### WHAT THE TASK REQUIRES
Reproduce the full listing below unchanged, apart from the pictures.

-- Start of MATERIAL SUPPLIED --

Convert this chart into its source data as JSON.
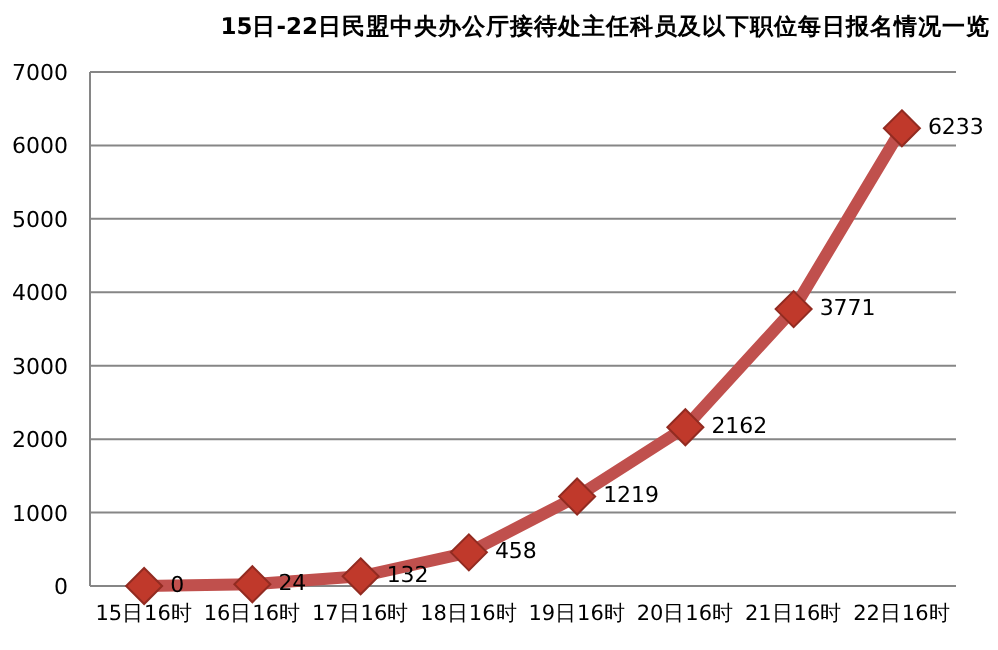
{
  "chart_data": {
    "type": "line",
    "title": "15日-22日民盟中央办公厅接待处主任科员及以下职位每日报名情况一览",
    "categories": [
      "15日16时",
      "16日16时",
      "17日16时",
      "18日16时",
      "19日16时",
      "20日16时",
      "21日16时",
      "22日16时"
    ],
    "series": [
      {
        "color": "#c0504d",
        "values": [
          0,
          24,
          132,
          458,
          1219,
          2162,
          3771,
          6233
        ]
      }
    ],
    "ylim": [
      0,
      7000
    ],
    "yticks": [
      0,
      1000,
      2000,
      3000,
      4000,
      5000,
      6000,
      7000
    ],
    "grid": "y",
    "marker": "diamond",
    "line_style": "solid",
    "data_labels": true
  }
}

-- End of MATERIAL SUPPLIED --

### TASK ANSWER
Convert this chart into its source data as JSON.
{
  "chart_data": {
    "type": "line",
    "title": "15日-22日民盟中央办公厅接待处主任科员及以下职位每日报名情况一览",
    "categories": [
      "15日16时",
      "16日16时",
      "17日16时",
      "18日16时",
      "19日16时",
      "20日16时",
      "21日16时",
      "22日16时"
    ],
    "series": [
      {
        "color": "#c0504d",
        "values": [
          0,
          24,
          132,
          458,
          1219,
          2162,
          3771,
          6233
        ]
      }
    ],
    "ylim": [
      0,
      7000
    ],
    "yticks": [
      0,
      1000,
      2000,
      3000,
      4000,
      5000,
      6000,
      7000
    ],
    "grid": "y",
    "marker": "diamond",
    "line_style": "solid",
    "data_labels": true
  }
}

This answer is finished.